> **TEXTO DE ESTUDIO**:
━━━━━━━━

De La Paz a Coroico por un camino ancestral
Marzo 1, 2009 | Por viajante | # Enlace permanente
Cuando uno viaja de mochilero por algún país, es habitual encontrar personas que recomiendan distintos destinos para visitar. Así, el boca en boca se convierte en la mejor oficina turística. En Bolivia, los lugares más destacados por otros viajeros son la Isla del Sol, Uyuni y sin lugar a dudas La Paz.
Muy por debajo, casi como un susurro, me llegó el dato de una ruta muy antigua, utilizada en épocas remotas por los incas, que estaba a pocos kilómetros de la Capital. El camino se llama El Choro, y por lo pronto, sólo sabía que llegaba a lugares de paisajes diversos e increíbles. Con esa información comencé a indagar, y casualmente, la mejor información me llegó de parte de un argentino. Se llamaba Miguel, era tucumano y en un primer momento no quiso contar qué hacía en La Paz. Luego, con los minutos, agarró confianza y fue soltando el misterio. La sorpresa fue saber que era prófugo de la justicia. De la Argentina, claro. Y en 5 meses se cumplían 10 años de lo que había hecho y ya podría regresar a su país. Son estos tipos, que en Bolivia se los llama maleantes, los que tienen la mejor data para los que viajan. Recorren los lugares con el conocimiento y la astucia suficiente para leer las mejores oportunidades que presenta cada lugar. Sin grandes sumas de dinero para vivir, tienen en claro dónde conseguir lo que precisan de la forma menos onerosa. Cruzarse con estas personas puede salir caro o barato, pero si uno le cae bien pueden solucionar varios problemas y dar una mano grande.

━━━━━━━━

Datos de reconocimiento de la estructura de documentos:
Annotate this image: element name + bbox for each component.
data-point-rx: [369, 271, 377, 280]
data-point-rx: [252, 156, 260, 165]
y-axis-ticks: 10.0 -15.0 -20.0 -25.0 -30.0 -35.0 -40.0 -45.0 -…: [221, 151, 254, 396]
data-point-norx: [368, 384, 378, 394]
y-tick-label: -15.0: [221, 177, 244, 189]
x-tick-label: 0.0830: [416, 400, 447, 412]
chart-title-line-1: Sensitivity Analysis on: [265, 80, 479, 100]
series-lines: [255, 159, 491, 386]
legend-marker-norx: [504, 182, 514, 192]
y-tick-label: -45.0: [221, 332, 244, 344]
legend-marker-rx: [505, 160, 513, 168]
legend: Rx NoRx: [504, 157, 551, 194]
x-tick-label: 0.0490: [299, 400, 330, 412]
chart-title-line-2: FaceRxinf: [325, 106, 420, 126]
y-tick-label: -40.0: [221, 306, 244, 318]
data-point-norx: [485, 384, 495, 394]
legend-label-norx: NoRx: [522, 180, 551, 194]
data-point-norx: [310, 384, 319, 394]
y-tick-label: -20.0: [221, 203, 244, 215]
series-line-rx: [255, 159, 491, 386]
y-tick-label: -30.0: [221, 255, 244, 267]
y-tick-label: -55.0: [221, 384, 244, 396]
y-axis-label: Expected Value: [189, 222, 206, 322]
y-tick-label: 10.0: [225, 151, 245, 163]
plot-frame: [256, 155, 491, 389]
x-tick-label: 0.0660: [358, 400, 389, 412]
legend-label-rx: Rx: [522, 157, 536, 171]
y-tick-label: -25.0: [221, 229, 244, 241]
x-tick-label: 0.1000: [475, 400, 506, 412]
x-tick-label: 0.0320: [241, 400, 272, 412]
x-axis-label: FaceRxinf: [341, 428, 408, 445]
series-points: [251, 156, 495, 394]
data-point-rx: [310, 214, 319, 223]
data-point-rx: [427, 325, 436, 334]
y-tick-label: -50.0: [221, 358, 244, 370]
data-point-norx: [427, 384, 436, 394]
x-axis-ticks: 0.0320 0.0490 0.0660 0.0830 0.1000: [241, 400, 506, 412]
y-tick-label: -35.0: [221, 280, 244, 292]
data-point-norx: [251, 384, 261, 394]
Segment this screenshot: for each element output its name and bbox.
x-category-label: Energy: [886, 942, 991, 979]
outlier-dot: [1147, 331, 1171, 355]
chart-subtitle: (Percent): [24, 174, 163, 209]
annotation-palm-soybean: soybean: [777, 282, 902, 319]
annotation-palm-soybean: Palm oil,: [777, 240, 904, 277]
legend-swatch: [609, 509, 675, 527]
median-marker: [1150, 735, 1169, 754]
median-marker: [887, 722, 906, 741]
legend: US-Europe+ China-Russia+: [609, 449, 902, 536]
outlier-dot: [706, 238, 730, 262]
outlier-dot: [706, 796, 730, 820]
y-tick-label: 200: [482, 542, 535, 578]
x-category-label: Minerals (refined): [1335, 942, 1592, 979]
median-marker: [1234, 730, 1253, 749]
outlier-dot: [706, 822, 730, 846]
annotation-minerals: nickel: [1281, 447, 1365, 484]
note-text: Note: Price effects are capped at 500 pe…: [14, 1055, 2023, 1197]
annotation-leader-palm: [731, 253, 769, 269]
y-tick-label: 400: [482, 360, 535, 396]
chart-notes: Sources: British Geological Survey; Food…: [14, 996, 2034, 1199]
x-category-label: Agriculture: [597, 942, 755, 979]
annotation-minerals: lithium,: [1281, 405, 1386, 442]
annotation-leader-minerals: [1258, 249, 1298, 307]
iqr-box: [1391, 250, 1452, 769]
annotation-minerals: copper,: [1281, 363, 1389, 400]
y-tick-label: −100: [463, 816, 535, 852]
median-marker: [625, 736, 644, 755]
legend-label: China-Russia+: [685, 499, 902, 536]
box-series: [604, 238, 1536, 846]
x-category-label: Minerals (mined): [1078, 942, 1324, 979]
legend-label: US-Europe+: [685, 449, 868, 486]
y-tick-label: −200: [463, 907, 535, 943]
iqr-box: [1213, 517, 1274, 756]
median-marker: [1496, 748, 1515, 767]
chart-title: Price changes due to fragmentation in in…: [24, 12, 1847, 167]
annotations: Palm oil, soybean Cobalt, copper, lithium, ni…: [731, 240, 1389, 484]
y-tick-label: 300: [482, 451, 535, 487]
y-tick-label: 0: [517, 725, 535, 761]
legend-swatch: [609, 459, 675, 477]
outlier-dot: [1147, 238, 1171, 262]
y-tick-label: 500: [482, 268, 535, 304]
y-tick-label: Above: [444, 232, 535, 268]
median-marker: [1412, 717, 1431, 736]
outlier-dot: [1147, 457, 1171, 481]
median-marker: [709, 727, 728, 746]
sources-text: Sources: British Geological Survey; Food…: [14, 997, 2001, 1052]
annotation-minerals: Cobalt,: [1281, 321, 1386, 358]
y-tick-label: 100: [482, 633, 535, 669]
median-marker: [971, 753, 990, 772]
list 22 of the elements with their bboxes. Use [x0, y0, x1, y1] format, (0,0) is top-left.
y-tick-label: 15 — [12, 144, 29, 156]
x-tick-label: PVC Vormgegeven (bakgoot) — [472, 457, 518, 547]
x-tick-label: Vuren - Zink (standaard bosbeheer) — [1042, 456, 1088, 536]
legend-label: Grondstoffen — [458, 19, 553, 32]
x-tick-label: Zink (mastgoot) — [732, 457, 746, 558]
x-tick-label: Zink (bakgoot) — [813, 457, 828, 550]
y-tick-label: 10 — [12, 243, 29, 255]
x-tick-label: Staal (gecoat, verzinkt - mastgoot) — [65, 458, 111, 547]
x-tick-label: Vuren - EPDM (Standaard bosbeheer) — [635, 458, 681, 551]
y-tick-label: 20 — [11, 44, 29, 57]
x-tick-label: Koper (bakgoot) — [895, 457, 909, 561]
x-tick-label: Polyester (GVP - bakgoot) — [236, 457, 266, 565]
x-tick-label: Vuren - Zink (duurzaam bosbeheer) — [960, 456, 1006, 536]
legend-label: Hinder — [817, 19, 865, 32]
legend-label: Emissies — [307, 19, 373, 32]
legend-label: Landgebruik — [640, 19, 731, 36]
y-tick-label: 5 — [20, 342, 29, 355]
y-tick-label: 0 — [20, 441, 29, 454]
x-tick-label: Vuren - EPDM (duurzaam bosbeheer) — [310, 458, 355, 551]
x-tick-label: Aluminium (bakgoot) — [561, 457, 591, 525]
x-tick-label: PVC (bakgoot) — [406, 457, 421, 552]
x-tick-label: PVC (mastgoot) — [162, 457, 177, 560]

━━━━━━━━

> **TAREAS A REALIZAR**:
#1 Según el relato del viaje de La Paz a Coroico, ¿qué nombre tiene la antigua ruta que usaban los incas?
#2 Retoma el relato del viaje de La Paz a Coroico a partir de su última oración.

> **RESPUESTAS NUMERADAS**:
#1 El Choro.

#2
Área natural Cotapata
Ubicado al noreste de La Paz, se encuentra un espacio natural de 40.000 hectáreas que posee una diversidad inmensa. Altas cordilleras, campos de nieve, glaciares, praderas, humedales, turberas, bosques nublados o húmedos, selvas, ríos, cascadas y lagunas.
Esta área, llamada Cotapata, es atravesada por un camino precolombino que se atribuye su origen a la cultura Mollo. En su recorrido atraviesa casi todos los climas, desde los 5.000 metros de altura en su génesis hasta los 1.200 mts. de la última población, Chairo.
Si uno se pierde por este lugar es difícil que lo encuentren. Por eso, las agencias asignan un guía para los que quieren caminar por esta ruta. Obviamente, este servicio no es gratis. El precio ronda los 120 dólares (cerca de 850 bolivianos), e incluye carpa, comida, y demás elementos que se puedan precisar.
En este punto, es donde retorna Miguel. Se ríe mucho de la posibilidad de perderse, dice que el camino está marcado y que el guía es un negocio de las agencias de turismo. Comenta incluso que hay leña para cocinar, agua por todos lados y que se puede acampar en cualquier parte. “Hasta podés pescar truchas en el río”, agrega.
¿Confiar en un maleante para ir por un camino que casualmente se llama “el Choro” o pagar 120 dólares por un guía? Sin dudas, sale más barato que me robe Miguel a que me agarre una agencia de turismo.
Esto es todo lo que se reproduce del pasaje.